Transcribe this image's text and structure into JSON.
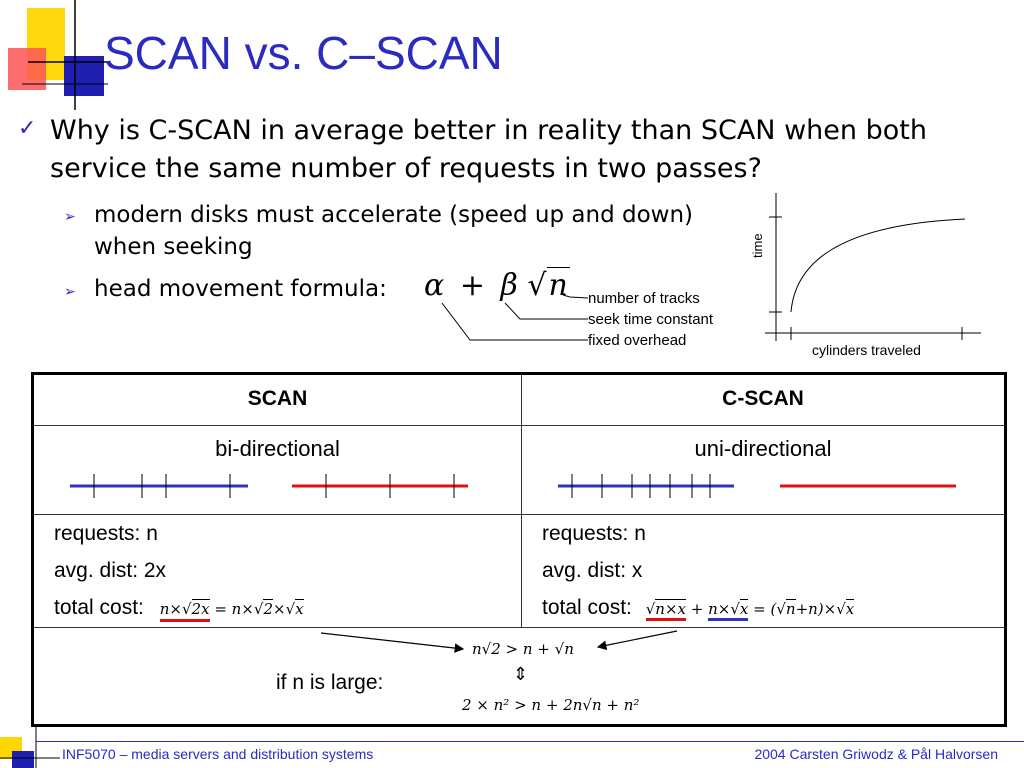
{
  "title": "SCAN vs. C–SCAN",
  "bullet1": "Why is C-SCAN in average better in reality than SCAN when both service the same number of requests in two passes?",
  "sub_bullets": [
    "modern disks must accelerate (speed up and down) when seeking",
    "head movement formula:"
  ],
  "formula": {
    "alpha": "α",
    "plus": "+",
    "beta": "β",
    "n": "n",
    "labels": [
      "number of tracks",
      "seek time constant",
      "fixed overhead"
    ]
  },
  "graph": {
    "ylabel": "time",
    "xlabel": "cylinders traveled"
  },
  "table": {
    "headers": [
      "SCAN",
      "C-SCAN"
    ],
    "direction": [
      "bi-directional",
      "uni-directional"
    ],
    "scan": {
      "requests": "requests: n",
      "dist": "avg. dist: 2x",
      "cost": "total cost:"
    },
    "cscan": {
      "requests": "requests: n",
      "dist": "avg. dist: x",
      "cost": "total cost:"
    },
    "bottom_label": "if n is large:",
    "ineq_top": "n√2 > n + √n",
    "ineq_arrow": "⇕",
    "ineq_bottom": "2 × n² > n + 2n√n + n²"
  },
  "colors": {
    "accent": "#2b2bbf",
    "scan_line_left": "#3030c0",
    "scan_line_right": "#e01010",
    "deco_yellow": "#ffd700",
    "deco_red": "#f04040",
    "deco_blue": "#2020b0"
  },
  "footer": {
    "left": "INF5070 – media servers and distribution systems",
    "right": "2004  Carsten Griwodz & Pål Halvorsen"
  }
}
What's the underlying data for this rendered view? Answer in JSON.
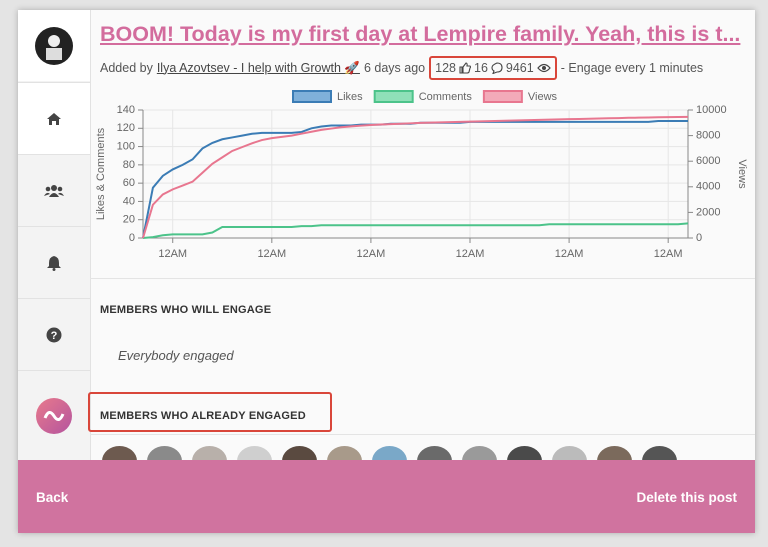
{
  "post": {
    "title": "BOOM! Today is my first day at Lempire family. Yeah, this is t...",
    "added_by": "Added by",
    "author": "Ilya Azovtsev - I help with Growth 🚀",
    "age": "6 days ago",
    "likes": 128,
    "comments": 16,
    "views": 9461,
    "engage_note": "- Engage every 1 minutes"
  },
  "chart_data": {
    "type": "line",
    "categories": [
      null,
      null,
      null,
      "12AM",
      null,
      null,
      null,
      null,
      null,
      null,
      null,
      null,
      null,
      "12AM",
      null,
      null,
      null,
      null,
      null,
      null,
      null,
      null,
      null,
      "12AM",
      null,
      null,
      null,
      null,
      null,
      null,
      null,
      null,
      null,
      "12AM",
      null,
      null,
      null,
      null,
      null,
      null,
      null,
      null,
      null,
      "12AM",
      null,
      null,
      null,
      null,
      null,
      null,
      null,
      null,
      null,
      "12AM",
      null,
      null
    ],
    "series": [
      {
        "name": "Likes",
        "color": "#3b7cb5",
        "fill": "#7fb0da",
        "values": [
          0,
          55,
          68,
          75,
          80,
          86,
          98,
          104,
          108,
          110,
          112,
          114,
          115,
          115,
          115,
          115,
          116,
          120,
          122,
          123,
          123,
          123,
          124,
          124,
          124,
          125,
          125,
          125,
          126,
          126,
          126,
          126,
          126,
          127,
          127,
          127,
          127,
          127,
          127,
          127,
          127,
          127,
          127,
          127,
          127,
          127,
          127,
          127,
          127,
          127,
          127,
          127,
          128,
          128,
          128,
          128
        ]
      },
      {
        "name": "Comments",
        "color": "#4cc38a",
        "fill": "#8fe0b8",
        "values": [
          0,
          1,
          3,
          4,
          4,
          4,
          4,
          6,
          12,
          12,
          12,
          12,
          12,
          12,
          12,
          12,
          13,
          13,
          14,
          14,
          14,
          14,
          14,
          14,
          14,
          14,
          14,
          14,
          14,
          14,
          14,
          14,
          14,
          14,
          14,
          14,
          14,
          14,
          14,
          14,
          14,
          15,
          15,
          15,
          15,
          15,
          15,
          15,
          15,
          15,
          15,
          15,
          15,
          15,
          15,
          16
        ]
      },
      {
        "name": "Views",
        "color": "#e8768f",
        "fill": "#f3aab9",
        "axis": "y2",
        "values": [
          0,
          2600,
          3400,
          3800,
          4100,
          4400,
          5100,
          5800,
          6300,
          6800,
          7100,
          7400,
          7650,
          7800,
          7900,
          8000,
          8150,
          8300,
          8450,
          8550,
          8650,
          8720,
          8780,
          8830,
          8870,
          8900,
          8930,
          8960,
          8990,
          9010,
          9030,
          9050,
          9070,
          9090,
          9110,
          9130,
          9150,
          9170,
          9190,
          9210,
          9230,
          9250,
          9270,
          9290,
          9300,
          9320,
          9340,
          9360,
          9370,
          9390,
          9400,
          9415,
          9430,
          9440,
          9450,
          9461
        ]
      }
    ],
    "ylabel": "Likes & Comments",
    "y2label": "Views",
    "ylim": [
      0,
      140
    ],
    "yticks": [
      0,
      20,
      40,
      60,
      80,
      100,
      120,
      140
    ],
    "y2lim": [
      0,
      10000
    ],
    "y2ticks": [
      0,
      2000,
      4000,
      6000,
      8000,
      10000
    ],
    "grid": true,
    "legend": "top"
  },
  "sections": [
    {
      "heading": "MEMBERS WHO WILL ENGAGE",
      "body": "Everybody engaged"
    },
    {
      "heading": "MEMBERS WHO ALREADY ENGAGED"
    }
  ],
  "footer": {
    "back": "Back",
    "delete": "Delete this post"
  }
}
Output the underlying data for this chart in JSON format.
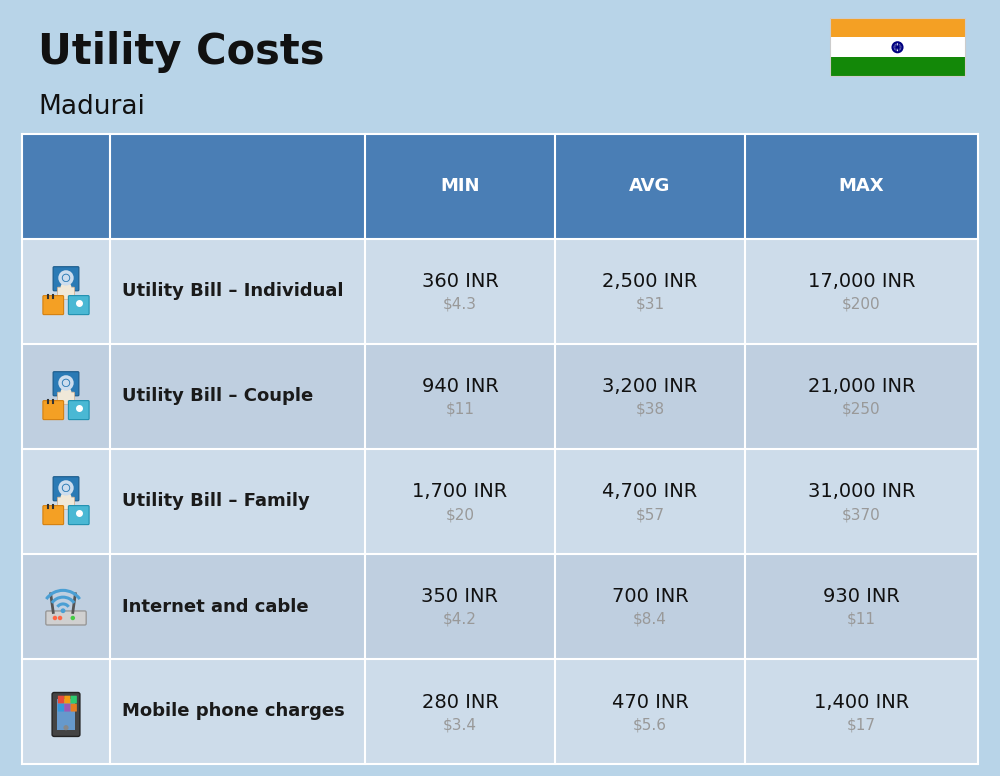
{
  "title": "Utility Costs",
  "subtitle": "Madurai",
  "background_color": "#b8d4e8",
  "header_bg_color": "#4a7eb5",
  "header_text_color": "#ffffff",
  "row_bg_even": "#cddcea",
  "row_bg_odd": "#bfcfe0",
  "divider_color": "#ffffff",
  "col_headers": [
    "MIN",
    "AVG",
    "MAX"
  ],
  "rows": [
    {
      "label": "Utility Bill – Individual",
      "min_inr": "360 INR",
      "min_usd": "$4.3",
      "avg_inr": "2,500 INR",
      "avg_usd": "$31",
      "max_inr": "17,000 INR",
      "max_usd": "$200",
      "icon": "utility"
    },
    {
      "label": "Utility Bill – Couple",
      "min_inr": "940 INR",
      "min_usd": "$11",
      "avg_inr": "3,200 INR",
      "avg_usd": "$38",
      "max_inr": "21,000 INR",
      "max_usd": "$250",
      "icon": "utility"
    },
    {
      "label": "Utility Bill – Family",
      "min_inr": "1,700 INR",
      "min_usd": "$20",
      "avg_inr": "4,700 INR",
      "avg_usd": "$57",
      "max_inr": "31,000 INR",
      "max_usd": "$370",
      "icon": "utility"
    },
    {
      "label": "Internet and cable",
      "min_inr": "350 INR",
      "min_usd": "$4.2",
      "avg_inr": "700 INR",
      "avg_usd": "$8.4",
      "max_inr": "930 INR",
      "max_usd": "$11",
      "icon": "internet"
    },
    {
      "label": "Mobile phone charges",
      "min_inr": "280 INR",
      "min_usd": "$3.4",
      "avg_inr": "470 INR",
      "avg_usd": "$5.6",
      "max_inr": "1,400 INR",
      "max_usd": "$17",
      "icon": "mobile"
    }
  ],
  "flag_colors": [
    "#f4a024",
    "#ffffff",
    "#138808"
  ],
  "flag_ashoka_color": "#000080",
  "title_fontsize": 30,
  "subtitle_fontsize": 19,
  "header_fontsize": 13,
  "label_fontsize": 13,
  "value_fontsize": 14,
  "subvalue_fontsize": 11,
  "text_color_dark": "#111111",
  "text_color_gray": "#999999",
  "text_color_label": "#1a1a1a"
}
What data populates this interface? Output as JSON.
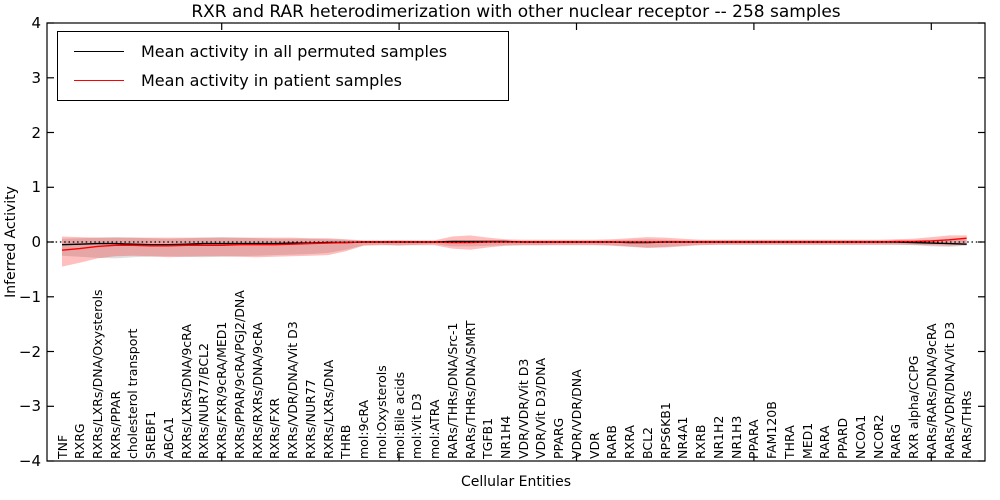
{
  "title": "RXR and RAR heterodimerization with other nuclear receptor -- 258 samples",
  "axes": {
    "ylabel": "Inferred Activity",
    "xlabel": "Cellular Entities",
    "yticks": [
      4,
      3,
      2,
      1,
      0,
      -1,
      -2,
      -3,
      -4
    ],
    "ylim": [
      -4,
      4
    ],
    "xtick_value_positions": [
      10,
      20,
      30,
      40,
      50
    ]
  },
  "legend": {
    "items": [
      {
        "label": "Mean activity in all permuted samples",
        "color": "#000000"
      },
      {
        "label": "Mean activity in patient samples",
        "color": "#ff0000"
      }
    ]
  },
  "colors": {
    "permuted_line": "#000000",
    "patient_line": "#ff0000",
    "permuted_band": "#000000",
    "patient_band": "#ff0000",
    "zero_line": "#000000"
  },
  "chart_data": {
    "type": "line",
    "title": "RXR and RAR heterodimerization with other nuclear receptor -- 258 samples",
    "xlabel": "Cellular Entities",
    "ylabel": "Inferred Activity",
    "ylim": [
      -4,
      4
    ],
    "grid": false,
    "legend_position": "upper left",
    "zero_line": {
      "style": "dotted",
      "color": "#000000",
      "y": 0
    },
    "categories": [
      "TNF",
      "RXRG",
      "RXRs/LXRs/DNA/Oxysterols",
      "RXRs/PPAR",
      "cholesterol transport",
      "SREBF1",
      "ABCA1",
      "RXRs/LXRs/DNA/9cRA",
      "RXRs/NUR77/BCL2",
      "RXRs/FXR/9cRA/MED1",
      "RXRs/PPAR/9cRA/PGJ2/DNA",
      "RXRs/RXRs/DNA/9cRA",
      "RXRs/FXR",
      "RXRs/VDR/DNA/Vit D3",
      "RXRs/NUR77",
      "RXRs/LXRs/DNA",
      "THRB",
      "mol:9cRA",
      "mol:Oxysterols",
      "mol:Bile acids",
      "mol:Vit D3",
      "mol:ATRA",
      "RARs/THRs/DNA/Src-1",
      "RARs/THRs/DNA/SMRT",
      "TGFB1",
      "NR1H4",
      "VDR/VDR/Vit D3",
      "VDR/Vit D3/DNA",
      "PPARG",
      "VDR/VDR/DNA",
      "VDR",
      "RARB",
      "RXRA",
      "BCL2",
      "RPS6KB1",
      "NR4A1",
      "RXRB",
      "NR1H2",
      "NR1H3",
      "PPARA",
      "FAM120B",
      "THRA",
      "MED1",
      "RARA",
      "PPARD",
      "NCOA1",
      "NCOR2",
      "RARG",
      "RXR alpha/CCPG",
      "RARs/RARs/DNA/9cRA",
      "RARs/VDR/DNA/Vit D3",
      "RARs/THRs"
    ],
    "series": [
      {
        "name": "Mean activity in all permuted samples",
        "color": "#000000",
        "values": [
          -0.05,
          -0.04,
          -0.03,
          -0.03,
          -0.04,
          -0.05,
          -0.05,
          -0.04,
          -0.03,
          -0.03,
          -0.03,
          -0.03,
          -0.03,
          -0.02,
          -0.02,
          -0.01,
          -0.01,
          0,
          0,
          0,
          0,
          0,
          0.01,
          0.01,
          0.01,
          0.01,
          0,
          0,
          0,
          0,
          0,
          0,
          -0.01,
          -0.01,
          0,
          0,
          0,
          0,
          0,
          0,
          0,
          0,
          0,
          0,
          0,
          0,
          0,
          0,
          -0.01,
          -0.02,
          -0.03,
          -0.04
        ]
      },
      {
        "name": "Mean activity in patient samples",
        "color": "#ff0000",
        "values": [
          -0.15,
          -0.12,
          -0.08,
          -0.06,
          -0.06,
          -0.07,
          -0.07,
          -0.06,
          -0.06,
          -0.06,
          -0.05,
          -0.05,
          -0.05,
          -0.04,
          -0.03,
          -0.02,
          -0.01,
          0,
          0,
          0,
          0,
          0,
          -0.01,
          -0.01,
          0,
          0,
          0,
          0,
          0,
          0,
          0,
          0,
          0,
          0,
          0,
          0,
          0,
          0,
          0,
          0,
          0,
          0,
          0,
          0,
          0,
          0,
          0,
          0.01,
          0.01,
          0.02,
          0.04,
          0.07
        ]
      }
    ],
    "bands": [
      {
        "name": "permuted-samples-band",
        "color": "#000000",
        "opacity": 0.13,
        "upper": [
          0.06,
          0.07,
          0.08,
          0.09,
          0.08,
          0.07,
          0.06,
          0.07,
          0.08,
          0.09,
          0.08,
          0.07,
          0.06,
          0.06,
          0.06,
          0.05,
          0.04,
          0.02,
          0.02,
          0.03,
          0.02,
          0.02,
          0.03,
          0.03,
          0.03,
          0.03,
          0.02,
          0.02,
          0.02,
          0.02,
          0.02,
          0.03,
          0.04,
          0.05,
          0.04,
          0.03,
          0.03,
          0.03,
          0.03,
          0.03,
          0.03,
          0.03,
          0.03,
          0.03,
          0.03,
          0.03,
          0.03,
          0.03,
          0.03,
          0.04,
          0.05,
          0.05
        ],
        "lower": [
          -0.25,
          -0.27,
          -0.29,
          -0.3,
          -0.28,
          -0.27,
          -0.26,
          -0.27,
          -0.28,
          -0.27,
          -0.26,
          -0.25,
          -0.24,
          -0.23,
          -0.22,
          -0.2,
          -0.14,
          -0.06,
          -0.05,
          -0.07,
          -0.05,
          -0.04,
          -0.08,
          -0.08,
          -0.07,
          -0.06,
          -0.06,
          -0.06,
          -0.05,
          -0.05,
          -0.05,
          -0.06,
          -0.08,
          -0.1,
          -0.09,
          -0.07,
          -0.05,
          -0.05,
          -0.05,
          -0.05,
          -0.05,
          -0.05,
          -0.05,
          -0.05,
          -0.05,
          -0.05,
          -0.05,
          -0.05,
          -0.06,
          -0.08,
          -0.09,
          -0.07
        ]
      },
      {
        "name": "patient-samples-band",
        "color": "#ff0000",
        "opacity": 0.25,
        "upper": [
          0.1,
          0.09,
          0.08,
          0.08,
          0.08,
          0.08,
          0.08,
          0.08,
          0.08,
          0.08,
          0.08,
          0.08,
          0.08,
          0.08,
          0.07,
          0.07,
          0.05,
          0.03,
          0.03,
          0.03,
          0.03,
          0.03,
          0.1,
          0.12,
          0.08,
          0.05,
          0.04,
          0.04,
          0.04,
          0.04,
          0.04,
          0.05,
          0.07,
          0.09,
          0.08,
          0.06,
          0.04,
          0.04,
          0.04,
          0.04,
          0.04,
          0.04,
          0.04,
          0.04,
          0.04,
          0.04,
          0.04,
          0.05,
          0.06,
          0.09,
          0.12,
          0.12
        ],
        "lower": [
          -0.45,
          -0.38,
          -0.3,
          -0.26,
          -0.25,
          -0.26,
          -0.28,
          -0.27,
          -0.26,
          -0.26,
          -0.27,
          -0.28,
          -0.27,
          -0.26,
          -0.25,
          -0.24,
          -0.17,
          -0.07,
          -0.06,
          -0.06,
          -0.06,
          -0.06,
          -0.12,
          -0.14,
          -0.1,
          -0.07,
          -0.06,
          -0.06,
          -0.06,
          -0.06,
          -0.06,
          -0.07,
          -0.09,
          -0.11,
          -0.1,
          -0.08,
          -0.06,
          -0.05,
          -0.05,
          -0.05,
          -0.05,
          -0.05,
          -0.05,
          -0.05,
          -0.05,
          -0.05,
          -0.05,
          -0.05,
          -0.05,
          -0.06,
          -0.07,
          -0.05
        ]
      }
    ]
  }
}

## What to do
Go through the lines above. Select every one that has the string "underlying".

## Solution to the exercise
What's the underlying data for this rendered view? Answer in JSON.
Output the underlying data for this chart in JSON format.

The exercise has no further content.